* Aim of the task *
Give every entry again, word for word and in full.

____________________

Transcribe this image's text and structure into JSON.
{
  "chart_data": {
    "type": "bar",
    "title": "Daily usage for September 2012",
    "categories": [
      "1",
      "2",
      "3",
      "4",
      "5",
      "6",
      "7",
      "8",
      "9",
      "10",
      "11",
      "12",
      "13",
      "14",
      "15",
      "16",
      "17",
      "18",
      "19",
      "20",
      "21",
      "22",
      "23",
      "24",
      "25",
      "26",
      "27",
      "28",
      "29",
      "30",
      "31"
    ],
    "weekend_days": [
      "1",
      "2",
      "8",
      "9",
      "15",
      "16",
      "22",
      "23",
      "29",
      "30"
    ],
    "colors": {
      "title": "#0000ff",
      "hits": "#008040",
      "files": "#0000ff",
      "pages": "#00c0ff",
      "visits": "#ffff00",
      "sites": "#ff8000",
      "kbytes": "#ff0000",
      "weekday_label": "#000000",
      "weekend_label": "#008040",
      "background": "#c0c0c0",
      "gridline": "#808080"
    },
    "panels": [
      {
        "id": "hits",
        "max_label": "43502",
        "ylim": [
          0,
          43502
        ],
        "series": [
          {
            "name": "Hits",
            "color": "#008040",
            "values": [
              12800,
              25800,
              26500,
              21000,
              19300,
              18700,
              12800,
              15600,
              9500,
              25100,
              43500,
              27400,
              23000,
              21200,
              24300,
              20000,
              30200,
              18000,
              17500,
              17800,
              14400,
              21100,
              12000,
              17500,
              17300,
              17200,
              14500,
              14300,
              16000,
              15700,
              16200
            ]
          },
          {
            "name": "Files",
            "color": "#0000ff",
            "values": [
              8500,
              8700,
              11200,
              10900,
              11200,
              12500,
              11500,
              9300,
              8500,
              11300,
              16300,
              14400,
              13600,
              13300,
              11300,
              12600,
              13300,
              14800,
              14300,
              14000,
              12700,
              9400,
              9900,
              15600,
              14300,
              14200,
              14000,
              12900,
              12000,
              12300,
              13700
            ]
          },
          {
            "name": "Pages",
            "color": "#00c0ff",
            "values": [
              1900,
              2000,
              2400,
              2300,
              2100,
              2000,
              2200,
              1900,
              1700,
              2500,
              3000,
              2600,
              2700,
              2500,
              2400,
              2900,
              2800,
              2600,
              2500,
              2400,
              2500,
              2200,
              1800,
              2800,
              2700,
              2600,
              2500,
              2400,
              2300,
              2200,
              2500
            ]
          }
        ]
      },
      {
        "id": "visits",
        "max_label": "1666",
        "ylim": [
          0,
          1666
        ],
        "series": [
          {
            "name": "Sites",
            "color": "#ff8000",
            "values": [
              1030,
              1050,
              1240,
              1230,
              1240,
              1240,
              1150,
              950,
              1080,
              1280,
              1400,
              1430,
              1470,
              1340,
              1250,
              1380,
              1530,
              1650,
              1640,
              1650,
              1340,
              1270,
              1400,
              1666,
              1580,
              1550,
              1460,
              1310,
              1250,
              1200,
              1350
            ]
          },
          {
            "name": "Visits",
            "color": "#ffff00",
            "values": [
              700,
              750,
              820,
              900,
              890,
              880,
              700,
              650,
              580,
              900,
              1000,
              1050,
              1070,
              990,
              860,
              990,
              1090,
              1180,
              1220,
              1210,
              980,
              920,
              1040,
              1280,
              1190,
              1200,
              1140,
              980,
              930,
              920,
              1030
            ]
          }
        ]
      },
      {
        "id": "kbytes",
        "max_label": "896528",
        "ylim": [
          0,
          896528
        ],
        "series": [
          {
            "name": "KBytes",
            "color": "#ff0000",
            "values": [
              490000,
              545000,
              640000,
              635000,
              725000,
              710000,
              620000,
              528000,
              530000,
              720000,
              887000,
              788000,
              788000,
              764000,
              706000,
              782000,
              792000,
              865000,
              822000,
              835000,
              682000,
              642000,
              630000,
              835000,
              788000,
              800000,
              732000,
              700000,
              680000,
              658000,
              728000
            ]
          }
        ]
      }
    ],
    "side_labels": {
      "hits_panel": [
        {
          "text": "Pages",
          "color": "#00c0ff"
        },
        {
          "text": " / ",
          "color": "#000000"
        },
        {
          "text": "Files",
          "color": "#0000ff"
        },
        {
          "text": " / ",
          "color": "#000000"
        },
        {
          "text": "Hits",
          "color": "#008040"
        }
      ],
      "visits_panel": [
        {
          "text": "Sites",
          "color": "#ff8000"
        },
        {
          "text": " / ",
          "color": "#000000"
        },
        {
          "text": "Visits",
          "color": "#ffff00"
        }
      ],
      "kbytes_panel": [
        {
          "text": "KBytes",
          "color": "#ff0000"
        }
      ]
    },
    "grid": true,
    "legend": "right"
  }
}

____________________

* Written response *
Transcribe this image's text and structure into JSON.
{
  "chart_data": {
    "type": "bar",
    "title": "Daily usage for September 2012",
    "categories": [
      "1",
      "2",
      "3",
      "4",
      "5",
      "6",
      "7",
      "8",
      "9",
      "10",
      "11",
      "12",
      "13",
      "14",
      "15",
      "16",
      "17",
      "18",
      "19",
      "20",
      "21",
      "22",
      "23",
      "24",
      "25",
      "26",
      "27",
      "28",
      "29",
      "30",
      "31"
    ],
    "weekend_days": [
      "1",
      "2",
      "8",
      "9",
      "15",
      "16",
      "22",
      "23",
      "29",
      "30"
    ],
    "colors": {
      "title": "#0000ff",
      "hits": "#008040",
      "files": "#0000ff",
      "pages": "#00c0ff",
      "visits": "#ffff00",
      "sites": "#ff8000",
      "kbytes": "#ff0000",
      "weekday_label": "#000000",
      "weekend_label": "#008040",
      "background": "#c0c0c0",
      "gridline": "#808080"
    },
    "panels": [
      {
        "id": "hits",
        "max_label": "43502",
        "ylim": [
          0,
          43502
        ],
        "series": [
          {
            "name": "Hits",
            "color": "#008040",
            "values": [
              12800,
              25800,
              26500,
              21000,
              19300,
              18700,
              12800,
              15600,
              9500,
              25100,
              43500,
              27400,
              23000,
              21200,
              24300,
              20000,
              30200,
              18000,
              17500,
              17800,
              14400,
              21100,
              12000,
              17500,
              17300,
              17200,
              14500,
              14300,
              16000,
              15700,
              16200
            ]
          },
          {
            "name": "Files",
            "color": "#0000ff",
            "values": [
              8500,
              8700,
              11200,
              10900,
              11200,
              12500,
              11500,
              9300,
              8500,
              11300,
              16300,
              14400,
              13600,
              13300,
              11300,
              12600,
              13300,
              14800,
              14300,
              14000,
              12700,
              9400,
              9900,
              15600,
              14300,
              14200,
              14000,
              12900,
              12000,
              12300,
              13700
            ]
          },
          {
            "name": "Pages",
            "color": "#00c0ff",
            "values": [
              1900,
              2000,
              2400,
              2300,
              2100,
              2000,
              2200,
              1900,
              1700,
              2500,
              3000,
              2600,
              2700,
              2500,
              2400,
              2900,
              2800,
              2600,
              2500,
              2400,
              2500,
              2200,
              1800,
              2800,
              2700,
              2600,
              2500,
              2400,
              2300,
              2200,
              2500
            ]
          }
        ]
      },
      {
        "id": "visits",
        "max_label": "1666",
        "ylim": [
          0,
          1666
        ],
        "series": [
          {
            "name": "Sites",
            "color": "#ff8000",
            "values": [
              1030,
              1050,
              1240,
              1230,
              1240,
              1240,
              1150,
              950,
              1080,
              1280,
              1400,
              1430,
              1470,
              1340,
              1250,
              1380,
              1530,
              1650,
              1640,
              1650,
              1340,
              1270,
              1400,
              1666,
              1580,
              1550,
              1460,
              1310,
              1250,
              1200,
              1350
            ]
          },
          {
            "name": "Visits",
            "color": "#ffff00",
            "values": [
              700,
              750,
              820,
              900,
              890,
              880,
              700,
              650,
              580,
              900,
              1000,
              1050,
              1070,
              990,
              860,
              990,
              1090,
              1180,
              1220,
              1210,
              980,
              920,
              1040,
              1280,
              1190,
              1200,
              1140,
              980,
              930,
              920,
              1030
            ]
          }
        ]
      },
      {
        "id": "kbytes",
        "max_label": "896528",
        "ylim": [
          0,
          896528
        ],
        "series": [
          {
            "name": "KBytes",
            "color": "#ff0000",
            "values": [
              490000,
              545000,
              640000,
              635000,
              725000,
              710000,
              620000,
              528000,
              530000,
              720000,
              887000,
              788000,
              788000,
              764000,
              706000,
              782000,
              792000,
              865000,
              822000,
              835000,
              682000,
              642000,
              630000,
              835000,
              788000,
              800000,
              732000,
              700000,
              680000,
              658000,
              728000
            ]
          }
        ]
      }
    ],
    "side_labels": {
      "hits_panel": [
        {
          "text": "Pages",
          "color": "#00c0ff"
        },
        {
          "text": " / ",
          "color": "#000000"
        },
        {
          "text": "Files",
          "color": "#0000ff"
        },
        {
          "text": " / ",
          "color": "#000000"
        },
        {
          "text": "Hits",
          "color": "#008040"
        }
      ],
      "visits_panel": [
        {
          "text": "Sites",
          "color": "#ff8000"
        },
        {
          "text": " / ",
          "color": "#000000"
        },
        {
          "text": "Visits",
          "color": "#ffff00"
        }
      ],
      "kbytes_panel": [
        {
          "text": "KBytes",
          "color": "#ff0000"
        }
      ]
    },
    "grid": true,
    "legend": "right"
  }
}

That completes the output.